# PAGE EXCERPT start

The Search for Dark Matter

by Dan Eden for viewzone (2012)

Pictures of the universe always fascinate me. The scale is beyond comprehension. The universe is filled with gas, dust, rocks, planets, stars, galaxies and superclusters, as far as our telescopes can see.

The amount of "stuff" in the universe defies measurement, but for decades scientists have tried. Now they have proposed that as much as 95% of the stuff in the universe is invisible -- cannot be seen, measured or detected.

Called "dark matter" because it neither absorbs, radiates or reflects light, this anomalous stuff continues to baffle physicists who can confirm its existence but offer only diverse theories about its composition. Aside from curiosity, scientists realize that the existence of dark matter will determine the ultimate shape and destiny of the universe.

Without requiring a degree to understand it, here are some basic and simplified facts on the history and current status of dark matter.

The Anomaly of Galactic Rotation

One of the first clues that our cosmology of the universe was wrong came when astronomers were able to measure the velocity of stars in the rotating discs and halos of neighboring galaxies, at various distances from the center bulge and the plane of the disc.



Most galaxies, like our own Milky Way, are disc shaped with a concentration of visible stars in the "bulge" at the center. Scientists equate the brightness of stars with their mass. By measuring the brightness and number of stars in a galaxy, they are able to estimate the total mass of the galaxy and, by observation, most of the mass is in the central bulge. They assumed that this central mass would pull on the surrounding stars, causing the whole galaxy to rotate, much as our massive Sun causes the planets to orbit.

Like our Sun, the gravitation pull of the mass diminishes with the distance of the rotating bodies (planets) causing the nearer ones to have a greater velocity than the distant ones. This is shown on the graph [right] as path A. But what they observed was actually a constant velocity, shown in path B.

Further, objects not in the disc, but in the halo of the galaxies, also moved at the same constant velocity. The cumulative solar masses of all the stars just could not account for this so it was decided that there must be some "unseen" (hence dark) matter which had a gravitational effect but did not react electromagnetically, did not absorb or reflect light and did not react chemically. It was invisible to every measurement except gravity.

At first, calculations of how much dark matter there was in the universe were conservative. Over the last few years the estimates have grown from 15% to the current estimate of 95%. And soon more evidence of the existence of dark matter was to come.

The Lens Effect

In Einstein's theory of relativity, space itself seems to bend in the presence of mass. So, even though light particles are traveling in straight lines, the curved space distorts the angle of view with light arriving at the observer from many paths, instead of just one.

# PAGE EXCERPT end
# STORED RECORDS start

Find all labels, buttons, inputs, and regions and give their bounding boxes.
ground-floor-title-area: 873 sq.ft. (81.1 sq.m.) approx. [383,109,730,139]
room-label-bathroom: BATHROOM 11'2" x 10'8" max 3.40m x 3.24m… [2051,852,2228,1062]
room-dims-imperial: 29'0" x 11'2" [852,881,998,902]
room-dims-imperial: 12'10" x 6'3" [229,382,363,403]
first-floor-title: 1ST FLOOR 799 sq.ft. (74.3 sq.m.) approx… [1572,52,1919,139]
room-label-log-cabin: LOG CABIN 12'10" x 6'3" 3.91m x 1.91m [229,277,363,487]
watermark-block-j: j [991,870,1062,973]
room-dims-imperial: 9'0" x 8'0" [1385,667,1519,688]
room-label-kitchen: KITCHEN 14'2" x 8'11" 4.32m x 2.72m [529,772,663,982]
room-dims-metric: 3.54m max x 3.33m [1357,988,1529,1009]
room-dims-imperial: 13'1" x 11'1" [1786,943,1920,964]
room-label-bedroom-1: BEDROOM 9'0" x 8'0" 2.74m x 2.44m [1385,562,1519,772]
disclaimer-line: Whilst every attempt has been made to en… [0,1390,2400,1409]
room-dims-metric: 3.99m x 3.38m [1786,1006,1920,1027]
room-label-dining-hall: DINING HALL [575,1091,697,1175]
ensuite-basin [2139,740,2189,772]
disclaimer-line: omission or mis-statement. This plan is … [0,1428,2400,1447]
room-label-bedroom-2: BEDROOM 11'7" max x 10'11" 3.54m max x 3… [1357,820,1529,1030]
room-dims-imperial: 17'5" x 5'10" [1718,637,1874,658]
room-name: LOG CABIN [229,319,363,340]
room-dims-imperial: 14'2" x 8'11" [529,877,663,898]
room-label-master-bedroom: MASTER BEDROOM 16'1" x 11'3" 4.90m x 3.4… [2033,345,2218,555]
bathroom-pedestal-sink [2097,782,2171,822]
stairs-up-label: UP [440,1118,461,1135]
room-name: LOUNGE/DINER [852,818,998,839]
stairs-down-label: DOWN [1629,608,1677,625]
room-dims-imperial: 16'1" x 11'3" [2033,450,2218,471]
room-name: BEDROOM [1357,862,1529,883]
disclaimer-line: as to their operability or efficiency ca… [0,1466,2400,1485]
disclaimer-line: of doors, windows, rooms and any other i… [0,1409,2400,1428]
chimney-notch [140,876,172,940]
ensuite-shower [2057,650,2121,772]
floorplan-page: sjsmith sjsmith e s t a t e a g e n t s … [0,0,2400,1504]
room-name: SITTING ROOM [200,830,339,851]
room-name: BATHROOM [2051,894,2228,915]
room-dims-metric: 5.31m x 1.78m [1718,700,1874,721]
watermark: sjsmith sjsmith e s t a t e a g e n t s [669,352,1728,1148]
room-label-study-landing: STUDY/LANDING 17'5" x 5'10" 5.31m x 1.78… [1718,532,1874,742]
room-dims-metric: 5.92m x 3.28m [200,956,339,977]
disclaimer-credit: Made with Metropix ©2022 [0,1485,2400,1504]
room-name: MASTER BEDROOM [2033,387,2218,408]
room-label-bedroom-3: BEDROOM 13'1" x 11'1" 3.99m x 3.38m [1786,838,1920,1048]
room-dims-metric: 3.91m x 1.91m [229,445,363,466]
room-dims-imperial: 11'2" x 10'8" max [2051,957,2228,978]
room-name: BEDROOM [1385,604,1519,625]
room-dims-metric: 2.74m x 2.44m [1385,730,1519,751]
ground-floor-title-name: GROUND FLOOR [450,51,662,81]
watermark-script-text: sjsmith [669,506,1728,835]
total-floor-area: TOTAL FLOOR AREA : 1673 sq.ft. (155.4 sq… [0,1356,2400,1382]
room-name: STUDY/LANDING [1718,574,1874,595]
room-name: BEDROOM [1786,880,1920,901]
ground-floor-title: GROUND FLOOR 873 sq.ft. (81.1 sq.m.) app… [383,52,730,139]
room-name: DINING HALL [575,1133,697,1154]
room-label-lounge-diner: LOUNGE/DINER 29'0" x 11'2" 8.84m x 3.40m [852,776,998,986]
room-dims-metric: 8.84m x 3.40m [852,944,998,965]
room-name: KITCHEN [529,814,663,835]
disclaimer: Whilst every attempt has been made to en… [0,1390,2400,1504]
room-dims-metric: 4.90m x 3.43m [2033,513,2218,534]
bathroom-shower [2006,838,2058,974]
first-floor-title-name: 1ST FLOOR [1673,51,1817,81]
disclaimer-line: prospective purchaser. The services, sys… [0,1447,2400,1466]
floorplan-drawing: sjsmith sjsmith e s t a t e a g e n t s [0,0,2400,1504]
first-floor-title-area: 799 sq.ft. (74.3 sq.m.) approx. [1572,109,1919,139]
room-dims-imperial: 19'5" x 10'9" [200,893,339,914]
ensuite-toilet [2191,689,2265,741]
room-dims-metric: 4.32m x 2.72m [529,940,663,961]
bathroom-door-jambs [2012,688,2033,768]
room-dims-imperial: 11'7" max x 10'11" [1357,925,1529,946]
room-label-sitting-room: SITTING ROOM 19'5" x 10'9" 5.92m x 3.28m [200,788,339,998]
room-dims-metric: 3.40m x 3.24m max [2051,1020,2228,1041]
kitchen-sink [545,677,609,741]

# STORED RECORDS end

REQUIRED TASKS
**1.** According to the dark matter article, how have estimates of dark matter's share of the universe changed over the last few years?
**2.** Copy the dark matter article from "The amount of" to "measured or detected.".
**3.** Continue the dark matter article from where it stops.

THE RESULTS
**1.** They have grown from 15% to the current estimate of 95%.

**2.**
The amount of "stuff" in the universe defies measurement, but for decades scientists have tried. Now they have proposed that as much as 95% of the stuff in the universe is invisible -- cannot be seen, measured or detected.

**3.**
For the effect to work, the mass of the obscuring object must be huge -- capable of bending space. Experimentally, the effect has been observed with distant galaxies and with our own sun, enabling astronomers to calculate the mass of the object creating the distortion. But when the effect was observed in a huge galactic cluster, the estimated mass was much too small to create the distortion. Something weird was happening. Scientists ask, "Where's the mass?"

One of the classic examples of evidence for dark matter comes from observations of a huge cluster of galaxies -- over a hundred, each as big or bigger than our Milky Way -- called Abell-1689 [above]. If you look closely, you will see that there are several galaxies that appear to be curved, creating an effect not unlike the headlights of a car through a scratched windshield. Astronomers were puzzled by this until they realized that the distorted galaxies were images of distant galaxies behind the cluster, their light being bent as it was distorted by the cluster's gravity.

Examination of the cluster failed to show enough mass to cause this. As big as they are, the estimate of all the solar masses still should not have been capable of such a feat. It was not until NASA's Chandra X-ray Telescope imaged the emissions from extremely hot gas [overlay in blue color] that they realized the entire cluster was contained inside a cloud of "something". Current understanding attributes this "something" to dark matter.

Gravity lensing is not new. Predicted by Albert Einstein, some excellent examples have been observed over small distances by the gravity of a single galaxy. Perfectly aligned, the furthest galaxy appears circular as light bends around LRG-757 [above left] in this Hubble Telescope image.

[right] A close up of the Abell galaxy cluster showing a dramatic example of the distortion from the lens effect. Rather than a symmetric blob, astronomers think that the dark matter cloud may be elongated with the orientation along our line of sight. In other words, we may be looking through the longest and thickest part of a filmanet of dark matter which would explain the magnified galaxies in the center of the "lens".

Dark Matter: What are the possibilities?

Whatever it is, the dark matter seems to be "aware" of the visible matter that we are familiar with. It collects and forms a cocoon, called the dark matter halo, that engulfs the galaxy, contributing to its total mass and allowing the movements of stars that have been observed. The halo is evenly distributed with no concentration in the galactic bulge. It does not seem to attract itself gravitationally as normal matter does. It doesn't clump together or concentrate. At least as much as we can detect presently.



Dark matter isn't everywhere. It has been been detected gravitationally in regions of space that suggest it is distributed in enormous filaments, which later become the birthplace of stars.

There are some interesting theories about the structure of dark matter. Let's check it out.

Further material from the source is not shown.